Data records:
▼▼▼

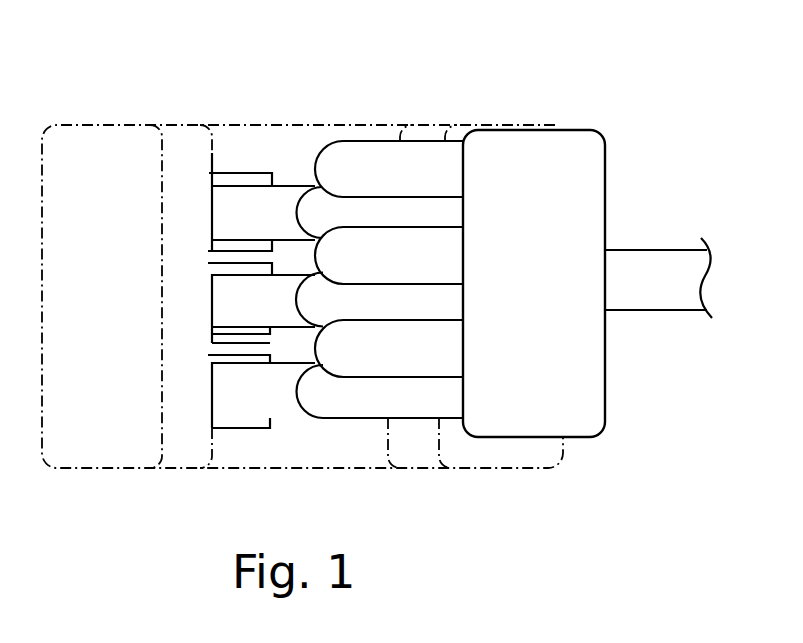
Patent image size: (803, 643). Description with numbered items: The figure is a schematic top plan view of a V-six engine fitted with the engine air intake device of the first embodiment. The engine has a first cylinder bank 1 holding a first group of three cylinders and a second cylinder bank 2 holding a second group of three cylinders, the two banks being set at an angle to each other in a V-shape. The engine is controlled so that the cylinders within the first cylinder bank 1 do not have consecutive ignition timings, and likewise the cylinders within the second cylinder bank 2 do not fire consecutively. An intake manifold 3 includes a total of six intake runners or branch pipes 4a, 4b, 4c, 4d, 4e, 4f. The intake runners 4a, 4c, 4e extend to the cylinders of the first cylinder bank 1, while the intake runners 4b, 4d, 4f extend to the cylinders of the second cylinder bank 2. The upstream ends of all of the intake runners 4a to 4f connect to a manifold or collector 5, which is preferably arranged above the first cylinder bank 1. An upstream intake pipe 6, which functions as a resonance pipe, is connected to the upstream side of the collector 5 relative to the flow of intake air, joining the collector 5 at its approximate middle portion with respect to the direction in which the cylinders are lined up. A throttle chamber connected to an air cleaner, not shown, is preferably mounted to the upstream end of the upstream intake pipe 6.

The first cylinder bank 1 is at (488, 471).
The second cylinder bank 2 is at (103, 469).
The intake manifold 3 is at (501, 115).
The intake runner 4a is at (389, 169).
The intake runner 4b is at (321, 212).
The intake runner 4c is at (389, 255).
The intake runner 4d is at (322, 300).
The intake runner 4e is at (389, 348).
The intake runner 4f is at (380, 391).
The collector 5 is at (534, 283).
The upstream intake pipe 6 is at (658, 278).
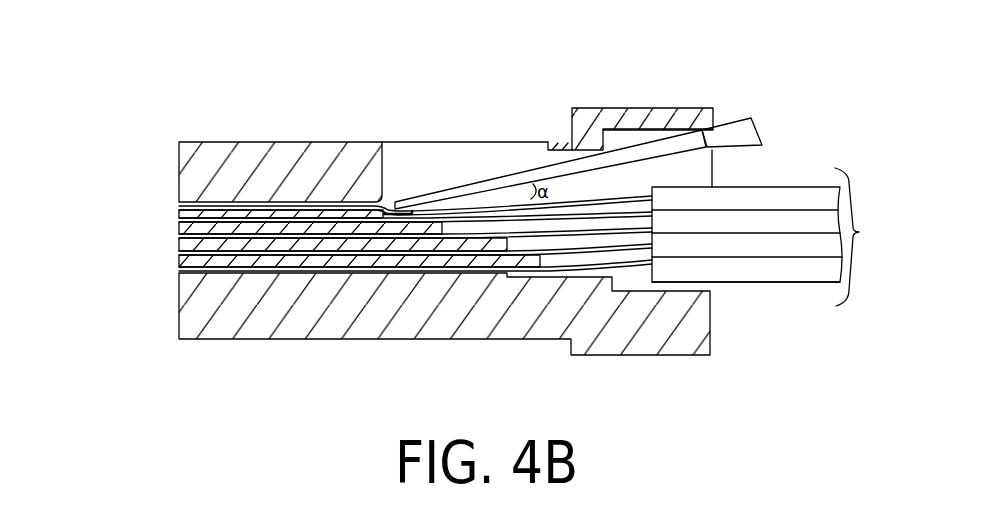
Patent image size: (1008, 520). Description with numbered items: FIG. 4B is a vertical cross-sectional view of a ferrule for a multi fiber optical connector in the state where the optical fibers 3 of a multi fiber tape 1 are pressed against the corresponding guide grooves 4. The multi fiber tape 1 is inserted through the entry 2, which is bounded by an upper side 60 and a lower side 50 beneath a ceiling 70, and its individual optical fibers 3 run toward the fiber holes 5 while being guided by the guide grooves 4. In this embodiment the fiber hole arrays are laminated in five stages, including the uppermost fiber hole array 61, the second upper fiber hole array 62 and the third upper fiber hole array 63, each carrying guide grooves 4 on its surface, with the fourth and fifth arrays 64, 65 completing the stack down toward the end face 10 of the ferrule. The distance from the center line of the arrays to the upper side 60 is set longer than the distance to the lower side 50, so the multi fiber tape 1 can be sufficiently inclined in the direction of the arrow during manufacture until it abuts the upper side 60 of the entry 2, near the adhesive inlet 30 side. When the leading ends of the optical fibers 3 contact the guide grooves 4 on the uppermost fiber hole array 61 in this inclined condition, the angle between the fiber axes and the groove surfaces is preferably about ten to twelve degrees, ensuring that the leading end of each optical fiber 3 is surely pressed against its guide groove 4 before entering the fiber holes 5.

The multi fiber tape 1 is at (757, 50).
The entry 2 is at (712, 285).
The optical fibers 3 is at (468, 191).
The guide grooves 4 is at (390, 208).
The fiber holes 5 is at (361, 262).
The uppermost fiber hole array 61 is at (178, 205).
The second upper fiber hole array 62 is at (178, 221).
The third upper fiber hole array 63 is at (178, 237).
The fourth optical fiber 64 is at (178, 254).
The fifth optical fiber 65 is at (178, 271).
The end face 10 is at (178, 165).
The adhesive inlet 30 is at (517, 150).
The lower side 50 is at (712, 295).
The upper side 60 is at (720, 126).
The ceiling 70 is at (626, 108).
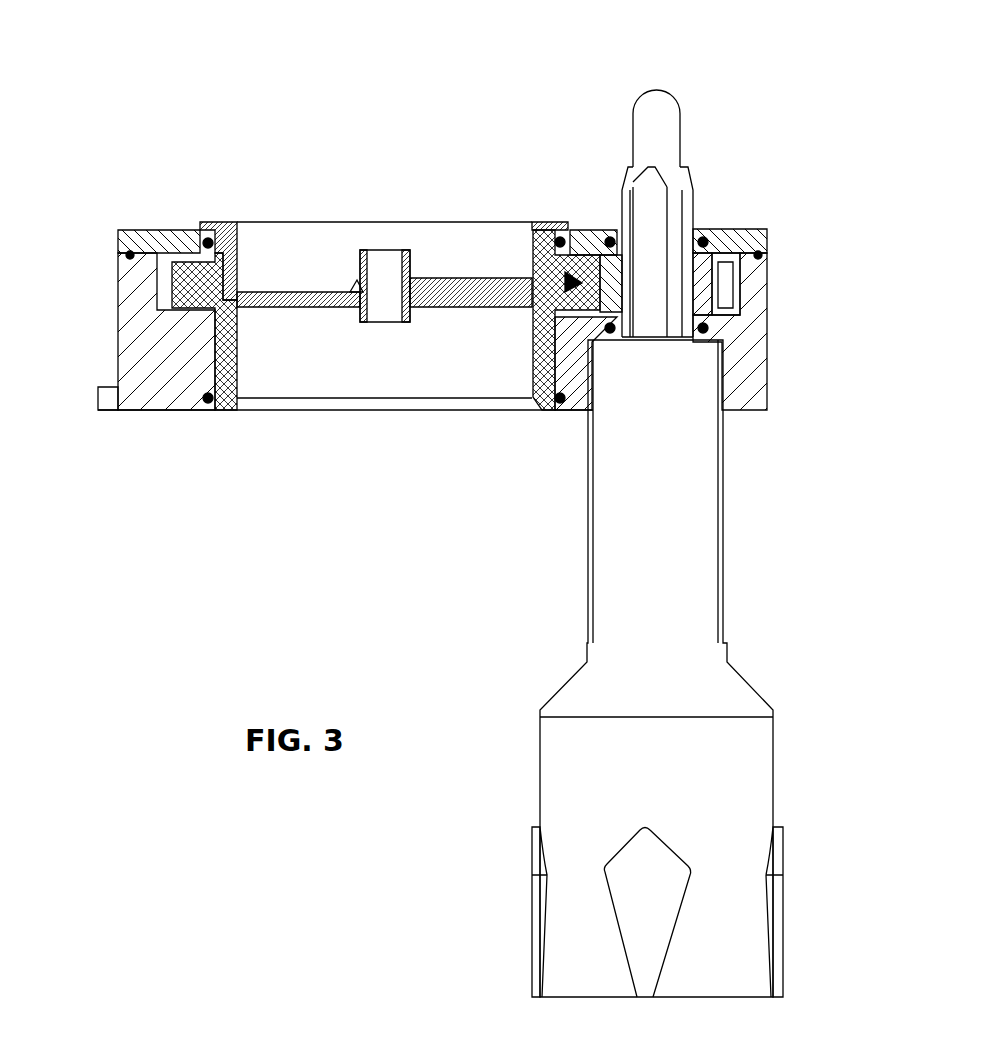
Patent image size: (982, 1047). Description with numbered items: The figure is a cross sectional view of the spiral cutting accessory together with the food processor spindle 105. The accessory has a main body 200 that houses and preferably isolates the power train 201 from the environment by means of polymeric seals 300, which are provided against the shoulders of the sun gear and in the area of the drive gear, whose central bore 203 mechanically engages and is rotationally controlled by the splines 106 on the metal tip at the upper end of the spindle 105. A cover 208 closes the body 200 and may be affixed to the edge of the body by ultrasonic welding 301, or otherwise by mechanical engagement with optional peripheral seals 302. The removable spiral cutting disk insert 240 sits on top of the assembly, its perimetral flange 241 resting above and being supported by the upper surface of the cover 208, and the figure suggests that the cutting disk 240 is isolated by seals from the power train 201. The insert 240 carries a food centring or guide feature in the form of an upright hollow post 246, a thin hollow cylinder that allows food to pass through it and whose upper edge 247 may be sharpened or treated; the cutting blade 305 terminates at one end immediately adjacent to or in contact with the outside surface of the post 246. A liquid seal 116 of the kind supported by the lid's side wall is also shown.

▲▲▲

◆ **Aim**:
Convert every line of the entries above into a numbered list, skipping any blank lines. Leave the pictures out of your answer.

◆ **Exercise response**:
1. Patent image size: (803, 643). Description with numbered items: The figure is a schematic top plan view of a V-six engine fitted with the engine air intake device of the first embodiment. The engine has a first cylinder bank 1 holding a first group of three cylinders and a second cylinder bank 2 holding a second group of three cylinders, the two banks being set at an angle to each other in a V-shape. The engine is controlled so that the cylinders within the first cylinder bank 1 do not have consecutive ignition timings, and likewise the cylinders within the second cylinder bank 2 do not fire consecutively. An intake manifold 3 includes a total of six intake runners or branch pipes 4a, 4b, 4c, 4d, 4e, 4f. The intake runners 4a, 4c, 4e extend to the cylinders of the first cylinder bank 1, while the intake runners 4b, 4d, 4f extend to the cylinders of the second cylinder bank 2. The upstream ends of all of the intake runners 4a to 4f connect to a manifold or collector 5, which is preferably arranged above the first cylinder bank 1. An upstream intake pipe 6, which functions as a resonance pipe, is connected to the upstream side of the collector 5 relative to the flow of intake air, joining the collector 5 at its approximate middle portion with respect to the direction in which the cylinders are lined up. A throttle chamber connected to an air cleaner, not shown, is preferably mounted to the upstream end of the upstream intake pipe 6.
2. The first cylinder bank 1 is at (488, 471).
3. The second cylinder bank 2 is at (103, 469).
4. The intake manifold 3 is at (501, 115).
5. The intake runner 4a is at (389, 169).
6. The intake runner 4b is at (321, 212).
7. The intake runner 4c is at (389, 255).
8. The intake runner 4d is at (322, 300).
9. The intake runner 4e is at (389, 348).
10. The intake runner 4f is at (380, 391).
11. The collector 5 is at (534, 283).
12. The upstream intake pipe 6 is at (658, 278).
13. Patent image size: (1008, 520). Description with numbered items: FIG. 4B is a vertical cross-sectional view of a ferrule for a multi fiber optical connector in the state where the optical fibers 3 of a multi fiber tape 1 are pressed against the corresponding guide grooves 4. The multi fiber tape 1 is inserted through the entry 2, which is bounded by an upper side 60 and a lower side 50 beneath a ceiling 70, and its individual optical fibers 3 run toward the fiber holes 5 while being guided by the guide grooves 4. In this embodiment the fiber hole arrays are laminated in five stages, including the uppermost fiber hole array 61, the second upper fiber hole array 62 and the third upper fiber hole array 63, each carrying guide grooves 4 on its surface, with the fourth and fifth arrays 64, 65 completing the stack down toward the end face 10 of the ferrule. The distance from the center line of the arrays to the upper side 60 is set longer than the distance to the lower side 50, so the multi fiber tape 1 can be sufficiently inclined in the direction of the arrow during manufacture until it abuts the upper side 60 of the entry 2, near the adhesive inlet 30 side. When the leading ends of the optical fibers 3 contact the guide grooves 4 on the uppermost fiber hole array 61 in this inclined condition, the angle between the fiber axes and the groove surfaces is preferably about ten to twelve degrees, ensuring that the leading end of each optical fiber 3 is surely pressed against its guide groove 4 before entering the fiber holes 5.
14. The multi fiber tape 1 is at (757, 50).
15. The entry 2 is at (712, 285).
16. The optical fibers 3 is at (468, 191).
17. The guide grooves 4 is at (390, 208).
18. The fiber holes 5 is at (361, 262).
19. The uppermost fiber hole array 61 is at (178, 205).
20. The second upper fiber hole array 62 is at (178, 221).
21. The third upper fiber hole array 63 is at (178, 237).
22. The fourth optical fiber 64 is at (178, 254).
23. The fifth optical fiber 65 is at (178, 271).
24. The end face 10 is at (178, 165).
25. The adhesive inlet 30 is at (517, 150).
26. The lower side 50 is at (712, 295).
27. The upper side 60 is at (720, 126).
28. The ceiling 70 is at (626, 108).
29. Patent image size: (982, 1047). Description with numbered items: The figure is a cross sectional view of the spiral cutting accessory together with the food processor spindle 105. The accessory has a main body 200 that houses and preferably isolates the power train 201 from the environment by means of polymeric seals 300, which are provided against the shoulders of the sun gear and in the area of the drive gear, whose central bore 203 mechanically engages and is rotationally controlled by the splines 106 on the metal tip at the upper end of the spindle 105. A cover 208 closes the body 200 and may be affixed to the edge of the body by ultrasonic welding 301, or otherwise by mechanical engagement with optional peripheral seals 302. The removable spiral cutting disk insert 240 sits on top of the assembly, its perimetral flange 241 resting above and being supported by the upper surface of the cover 208, and the figure suggests that the cutting disk 240 is isolated by seals from the power train 201. The insert 240 carries a food centring or guide feature in the form of an upright hollow post 246, a thin hollow cylinder that allows food to pass through it and whose upper edge 247 may be sharpened or treated; the cutting blade 305 terminates at one end immediately adjacent to or in contact with the outside surface of the post 246. A liquid seal 116 of the kind supported by the lid's side wall is also shown.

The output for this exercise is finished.